3°) Soutenir les réponses professionnelles
La réponse à la demande sociale de paysages d'une meilleure qualité ne peut venir de la seule maîtrise d'ouvrage publique. Les professionnels - paysagistes DPLG, ingénieurs paysagistes, entrepreneurs de paysage, horticulteurs, bureaux d'études - doivent eux aussi pouvoir mieux y répondre. À cette fin, je voudrais vous faire part de plusieurs propositions :
1° Donner un cadre aux formations initiales au paysage
L'implication de mon ministère dans le fonctionnement de l'École nationale du paysage de Versailles, où vous enseignez, doit se développer. La tutelle de cette école est exercée par le ministère de l'agriculture et de la pêche, ce qui n'empêche pas que mon ministère ait des liens forts avec elle. Je souhaite qu'ils s'amplifient. Déjà, la sous-direction des sites et paysages entretient des relations contractuelles avec certains de vos étudiants, par le biais d'ateliers pédagogiques régionaux. Une formation plus proche des préoccupations de mon ministère, une meilleure préparation à l'exercice " maîtrise d'ouvrage " et le développement de la recherche intégrée à l'enseignement sont les enjeux de notre participation à la vie de l'École nationale supérieure du paysage, à laquelle mon ministère veut apporter un concours financier significatif.
2° Dialoguer avec les structures professionnelles. C'est dans ce souci que je soutiens les initiatives de la Fédération française du paysage, en particulier le projet d'un office de qualification professionnelle des ateliers et bureaux d'études paysagistes.
3° Promouvoir les compétences et les savoir-faire. C'est dans ce cadre que s'inscrit le Grand prix du paysage.
En outre, un Conseil national du paysage sera institué, pour assurer la cohérence générale du dispositif.
Il aura pour rôle :
· d'abord, de constituer un lieu de débat sur la politique des paysages du ministère ;
· ensuite, d'offrir un lieu de cohérence entre les politiques publiques qui interviennent sur les paysages ;
· et enfin, de dresser annuellement le bilan de l'application de la loi " paysages ".
Ce conseil, que je présiderai, rassemblera :
· les administrations concernées ;
· des professionnels du paysage ;
· les établissements d'enseignement supérieur ;
· des élus ;
· et les principales associations.
La présence des professionnels du paysage dans ce Comité est la manifestation d'une nécessité de convergence entre les politiques publiques et les stratégies de la profession.
Après cette annonce de la remise en cohérence des actions sur les paysages, je reviens à l'objet de cette manifestation.
##############################
▸ CONSIGNES DE TRAVAIL:
A: Pour chacune des affirmations ci-dessous, indiquez par oui ou par non si elle concorde avec le texte sur les paysages, en citant à l'identique les mots du texte qui tranchent. (i) La tutelle de l'École nationale du paysage de Versailles relève du ministère de l'agriculture et de la pêche. (ii) Le Conseil national du paysage établira tous les deux ans le bilan de la loi « paysages ». (iii) Le Conseil national du paysage sera présidé par la Fédération française du paysage.
B: Veuillez recopier à l'identique le passage du texte sur les paysages qui commence à « En outre, un » et se termine à « les principales associations. ».
Les lignes qui suivent proviennent d'une autre source que le texte sur les paysages.

▸ DONNÉES FOURNIES:
##############################
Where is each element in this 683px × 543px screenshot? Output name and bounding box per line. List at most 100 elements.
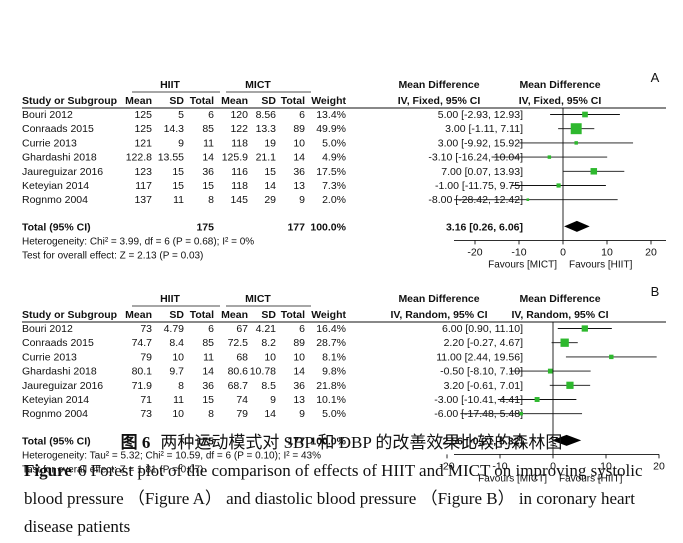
- plot-header-title: Mean Difference: [519, 293, 600, 305]
- total-weight: 100.0%: [310, 435, 346, 447]
- mict-total: 6: [299, 323, 305, 335]
- overall-effect-text: Test for overall effect: Z = 2.13 (P = 0…: [22, 250, 203, 261]
- mict-total: 36: [293, 380, 305, 392]
- header-sd-mict: SD: [261, 309, 276, 321]
- study-weight: 9.8%: [322, 366, 346, 378]
- study-name: Rognmo 2004: [22, 408, 88, 420]
- study-ci-text: 3.00 [-1.11, 7.11]: [445, 123, 523, 135]
- mict-mean: 116: [231, 166, 248, 178]
- study-weight: 5.0%: [322, 408, 346, 420]
- hiit-sd: 8.4: [169, 337, 184, 349]
- mict-total: 9: [299, 408, 305, 420]
- x-tick-label: 20: [653, 460, 665, 472]
- mict-sd: 10: [264, 351, 276, 363]
- mict-mean: 68.7: [228, 380, 249, 392]
- mict-mean: 67: [236, 323, 248, 335]
- hiit-sd: 11: [173, 394, 184, 406]
- study-name: Jaureguizar 2016: [22, 380, 103, 392]
- hiit-sd: 15: [172, 180, 184, 192]
- forest-panel-a: A HIIT MICT Mean Difference Mean Difference S…: [22, 70, 666, 270]
- mict-total: 89: [293, 337, 305, 349]
- overall-effect-text: Test for overall effect: Z = 1.81 (P = 0…: [22, 464, 203, 475]
- study-point-square: [534, 397, 540, 402]
- mict-total: 89: [293, 123, 305, 135]
- study-name: Rognmo 2004: [22, 194, 88, 206]
- study-ci-text: 3.00 [-9.92, 15.92]: [438, 137, 523, 149]
- study-weight: 5.0%: [322, 137, 346, 149]
- header-total-hiit: Total: [190, 309, 214, 321]
- study-ci-text: 2.20 [-0.27, 4.67]: [444, 337, 523, 349]
- hiit-mean: 73: [140, 323, 152, 335]
- header-sd-hiit: SD: [169, 309, 184, 321]
- mict-mean: 79: [236, 408, 248, 420]
- study-point-square: [574, 141, 578, 145]
- total-mict-n: 177: [287, 221, 305, 233]
- hiit-mean: 73: [140, 408, 152, 420]
- hiit-sd: 9.7: [169, 366, 184, 378]
- hiit-total: 36: [202, 166, 214, 178]
- study-ci-text: -6.00 [-17.48, 5.48]: [434, 408, 523, 420]
- mict-sd: 8.56: [256, 109, 277, 121]
- figure-caption-english: Figure 6 Forest plot of the comparison of…: [24, 457, 674, 541]
- hiit-mean: 125: [134, 109, 152, 121]
- mict-total: 14: [293, 152, 305, 164]
- hiit-mean: 125: [134, 123, 152, 135]
- study-weight: 7.3%: [322, 180, 346, 192]
- mict-mean: 120: [230, 109, 248, 121]
- study-point-square: [547, 368, 553, 374]
- header-total-mict: Total: [281, 95, 305, 107]
- header-plot-method: IV, Fixed, 95% CI: [519, 95, 602, 107]
- hiit-total: 85: [202, 123, 214, 135]
- study-name: Conraads 2015: [22, 123, 94, 135]
- mict-total: 6: [299, 109, 305, 121]
- hiit-mean: 80.1: [132, 366, 153, 378]
- study-ci-text: -3.00 [-10.41, 4.41]: [434, 394, 523, 406]
- x-tick-label: -10: [511, 246, 526, 258]
- mict-total: 10: [293, 351, 305, 363]
- hiit-sd: 8: [178, 380, 184, 392]
- figure-label-english: Figure: [24, 461, 72, 480]
- forest-panel-b: B HIIT MICT Mean Difference Mean Difference S…: [22, 284, 666, 484]
- hiit-total: 6: [208, 323, 214, 335]
- header-total-mict: Total: [281, 309, 305, 321]
- mict-mean: 125.9: [222, 152, 248, 164]
- mict-total: 13: [293, 180, 305, 192]
- study-name: Jaureguizar 2016: [22, 166, 103, 178]
- mict-mean: 72.5: [228, 337, 249, 349]
- header-plot-method: IV, Random, 95% CI: [511, 309, 608, 321]
- mict-sd: 21.1: [256, 152, 277, 164]
- mict-total: 36: [293, 166, 305, 178]
- mict-sd: 13.3: [256, 123, 277, 135]
- hiit-total: 85: [202, 337, 214, 349]
- md-header-title: Mean Difference: [398, 79, 479, 91]
- study-ci-text: -3.10 [-16.24, 10.04]: [428, 152, 523, 164]
- mict-sd: 4.21: [256, 323, 277, 335]
- hiit-mean: 121: [134, 137, 152, 149]
- x-tick-label: -20: [439, 460, 454, 472]
- study-ci-text: 3.20 [-0.61, 7.01]: [444, 380, 523, 392]
- figure-caption-chinese: 图 6 两种运动模式对 SBP 和 DBP 的改善效果比较的森林图: [0, 428, 683, 453]
- hiit-mean: 122.8: [126, 152, 152, 164]
- study-ci-text: 11.00 [2.44, 19.56]: [436, 351, 523, 363]
- figure-title-chinese: 两种运动模式对 SBP 和 DBP 的改善效果比较的森林图: [160, 433, 563, 452]
- group-header-hiit: HIIT: [160, 79, 180, 91]
- study-weight: 21.8%: [316, 380, 346, 392]
- study-point-square: [582, 111, 588, 118]
- hiit-total: 36: [202, 380, 214, 392]
- x-tick-label: 0: [550, 460, 556, 472]
- hiit-sd: 15: [172, 166, 184, 178]
- mict-mean: 118: [231, 137, 248, 149]
- group-header-mict: MICT: [245, 293, 271, 305]
- study-ci-text: 7.00 [0.07, 13.93]: [441, 166, 523, 178]
- study-point-square: [590, 168, 598, 175]
- favours-right-label: Favours [HIIT]: [559, 473, 623, 484]
- study-ci-text: -0.50 [-8.10, 7.10]: [440, 366, 523, 378]
- study-ci-text: 6.00 [0.90, 11.10]: [442, 323, 523, 335]
- study-name: Conraads 2015: [22, 337, 94, 349]
- hiit-sd: 10: [172, 351, 184, 363]
- study-weight: 10.1%: [316, 394, 346, 406]
- total-label: Total (95% CI): [22, 435, 91, 447]
- panel-letter: A: [651, 70, 660, 85]
- mict-total: 14: [293, 366, 305, 378]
##############################
▸ RÉPONSES PAR CONSIGNE:
A:
(i) Oui : « La tutelle de cette école est exercée par le ministère de l'agriculture et de la pêche ».
(ii) Non : « dresser annuellement le bilan ».
(iii) Non : « Ce conseil, que je présiderai ».

B:
En outre, un Conseil national du paysage sera institué, pour assurer la cohérence générale du dispositif.
Il aura pour rôle :
· d'abord, de constituer un lieu de débat sur la politique des paysages du ministère ;
· ensuite, d'offrir un lieu de cohérence entre les politiques publiques qui interviennent sur les paysages ;
· et enfin, de dresser annuellement le bilan de l'application de la loi " paysages ".
Ce conseil, que je présiderai, rassemblera :
· les administrations concernées ;
· des professionnels du paysage ;
· les établissements d'enseignement supérieur ;
· des élus ;
· et les principales associations.